Select the lines of the records containing the word "оклада" and list them.

════════════════

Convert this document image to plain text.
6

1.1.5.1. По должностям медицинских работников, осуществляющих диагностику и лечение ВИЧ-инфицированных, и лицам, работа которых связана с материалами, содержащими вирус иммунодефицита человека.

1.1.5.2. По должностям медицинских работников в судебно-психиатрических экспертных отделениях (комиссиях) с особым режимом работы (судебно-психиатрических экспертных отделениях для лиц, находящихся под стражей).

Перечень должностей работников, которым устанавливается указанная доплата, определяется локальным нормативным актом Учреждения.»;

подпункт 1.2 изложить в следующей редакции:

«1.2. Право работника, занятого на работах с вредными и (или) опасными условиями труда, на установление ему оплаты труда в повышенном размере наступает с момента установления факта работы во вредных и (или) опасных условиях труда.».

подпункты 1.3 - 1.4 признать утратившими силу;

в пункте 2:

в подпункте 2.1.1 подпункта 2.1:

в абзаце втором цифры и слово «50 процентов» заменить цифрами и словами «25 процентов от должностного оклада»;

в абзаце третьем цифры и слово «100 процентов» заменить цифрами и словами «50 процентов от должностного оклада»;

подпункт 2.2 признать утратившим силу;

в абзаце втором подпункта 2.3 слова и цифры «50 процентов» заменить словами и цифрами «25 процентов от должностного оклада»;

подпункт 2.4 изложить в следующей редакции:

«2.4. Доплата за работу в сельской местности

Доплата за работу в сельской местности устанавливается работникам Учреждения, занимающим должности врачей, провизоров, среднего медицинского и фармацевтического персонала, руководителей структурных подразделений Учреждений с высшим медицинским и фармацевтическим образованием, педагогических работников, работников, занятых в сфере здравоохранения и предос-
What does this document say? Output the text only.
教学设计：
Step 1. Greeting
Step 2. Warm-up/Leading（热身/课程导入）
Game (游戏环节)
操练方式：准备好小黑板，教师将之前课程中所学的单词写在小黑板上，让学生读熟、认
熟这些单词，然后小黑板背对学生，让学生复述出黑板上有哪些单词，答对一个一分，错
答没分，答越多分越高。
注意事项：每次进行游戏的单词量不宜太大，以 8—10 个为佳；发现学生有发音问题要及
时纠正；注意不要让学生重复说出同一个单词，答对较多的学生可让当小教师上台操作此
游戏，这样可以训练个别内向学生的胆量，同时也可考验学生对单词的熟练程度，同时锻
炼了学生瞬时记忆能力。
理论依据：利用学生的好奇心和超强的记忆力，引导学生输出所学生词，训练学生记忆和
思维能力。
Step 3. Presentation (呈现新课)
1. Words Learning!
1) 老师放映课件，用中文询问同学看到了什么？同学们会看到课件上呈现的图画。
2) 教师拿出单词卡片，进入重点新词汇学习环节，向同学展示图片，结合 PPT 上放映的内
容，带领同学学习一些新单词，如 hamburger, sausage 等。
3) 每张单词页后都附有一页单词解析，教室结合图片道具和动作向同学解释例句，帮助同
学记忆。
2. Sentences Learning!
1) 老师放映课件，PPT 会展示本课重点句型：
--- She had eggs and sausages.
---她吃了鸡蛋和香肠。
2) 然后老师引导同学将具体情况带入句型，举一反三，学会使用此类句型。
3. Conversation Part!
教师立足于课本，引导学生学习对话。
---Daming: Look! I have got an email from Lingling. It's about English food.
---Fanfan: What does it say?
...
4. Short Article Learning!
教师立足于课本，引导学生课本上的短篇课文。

════════════════

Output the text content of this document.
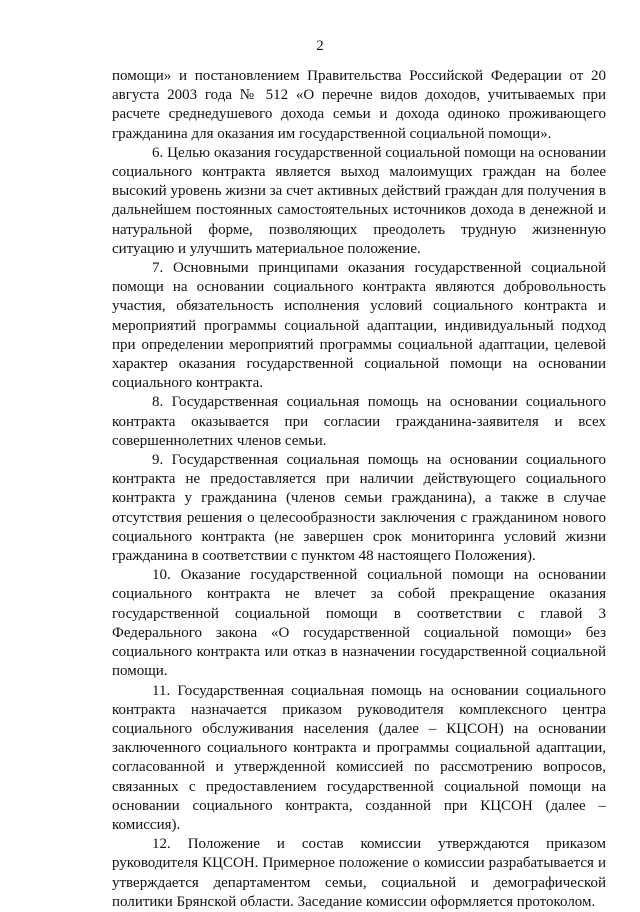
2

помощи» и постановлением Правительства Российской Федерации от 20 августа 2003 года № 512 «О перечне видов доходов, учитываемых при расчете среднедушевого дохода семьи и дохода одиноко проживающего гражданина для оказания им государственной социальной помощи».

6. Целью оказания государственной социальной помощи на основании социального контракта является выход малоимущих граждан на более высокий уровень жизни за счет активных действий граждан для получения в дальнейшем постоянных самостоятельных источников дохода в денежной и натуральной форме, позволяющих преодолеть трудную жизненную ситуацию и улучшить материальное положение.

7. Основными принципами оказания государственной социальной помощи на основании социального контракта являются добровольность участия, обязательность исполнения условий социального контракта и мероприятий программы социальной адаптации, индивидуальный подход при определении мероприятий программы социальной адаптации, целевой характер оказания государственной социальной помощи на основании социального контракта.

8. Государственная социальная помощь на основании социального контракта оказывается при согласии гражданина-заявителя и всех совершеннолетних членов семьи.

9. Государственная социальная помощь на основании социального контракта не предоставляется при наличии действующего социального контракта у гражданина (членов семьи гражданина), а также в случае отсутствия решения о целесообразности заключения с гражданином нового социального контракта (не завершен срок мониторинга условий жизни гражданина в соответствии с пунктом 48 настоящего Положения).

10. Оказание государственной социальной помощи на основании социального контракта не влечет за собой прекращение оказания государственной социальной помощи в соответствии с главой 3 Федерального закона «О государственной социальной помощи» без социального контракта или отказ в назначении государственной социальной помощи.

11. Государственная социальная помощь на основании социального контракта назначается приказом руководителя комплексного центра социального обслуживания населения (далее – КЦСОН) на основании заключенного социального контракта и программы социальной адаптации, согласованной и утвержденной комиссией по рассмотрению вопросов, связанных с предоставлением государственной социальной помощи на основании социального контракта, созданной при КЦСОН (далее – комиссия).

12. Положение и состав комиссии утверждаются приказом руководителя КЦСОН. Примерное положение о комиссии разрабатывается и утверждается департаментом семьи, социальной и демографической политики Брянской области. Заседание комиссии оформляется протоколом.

════════════════

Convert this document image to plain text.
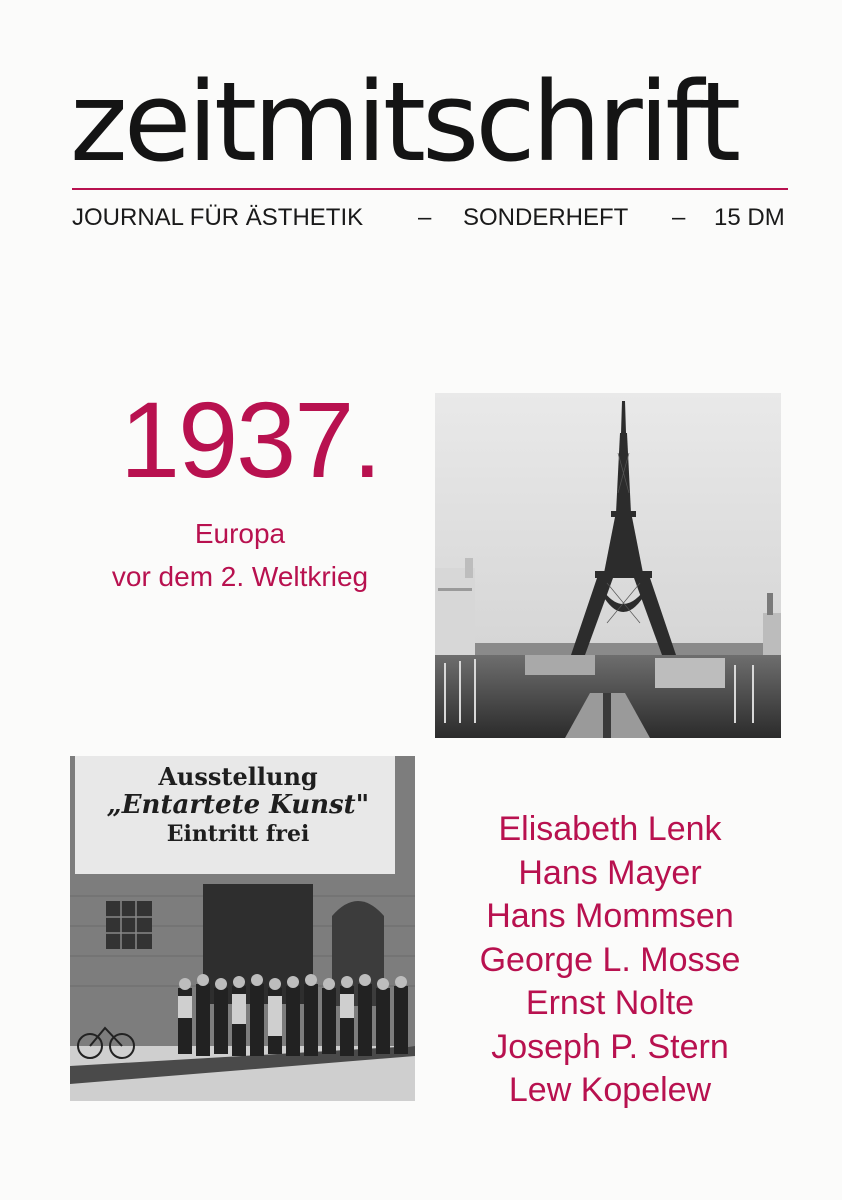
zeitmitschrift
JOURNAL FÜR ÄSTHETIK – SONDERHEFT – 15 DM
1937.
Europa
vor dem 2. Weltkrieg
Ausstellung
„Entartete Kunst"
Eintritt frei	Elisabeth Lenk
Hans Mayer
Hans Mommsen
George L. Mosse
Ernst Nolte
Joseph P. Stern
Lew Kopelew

════════════════

## EXERCISE RESPONSE
в абзаце втором цифры и слово «50 процентов» заменить цифрами и словами «25 процентов от должностного оклада»;
в абзаце третьем цифры и слово «100 процентов» заменить цифрами и словами «50 процентов от должностного оклада»;
в абзаце втором подпункта 2.3 слова и цифры «50 процентов» заменить словами и цифрами «25 процентов от должностного оклада»;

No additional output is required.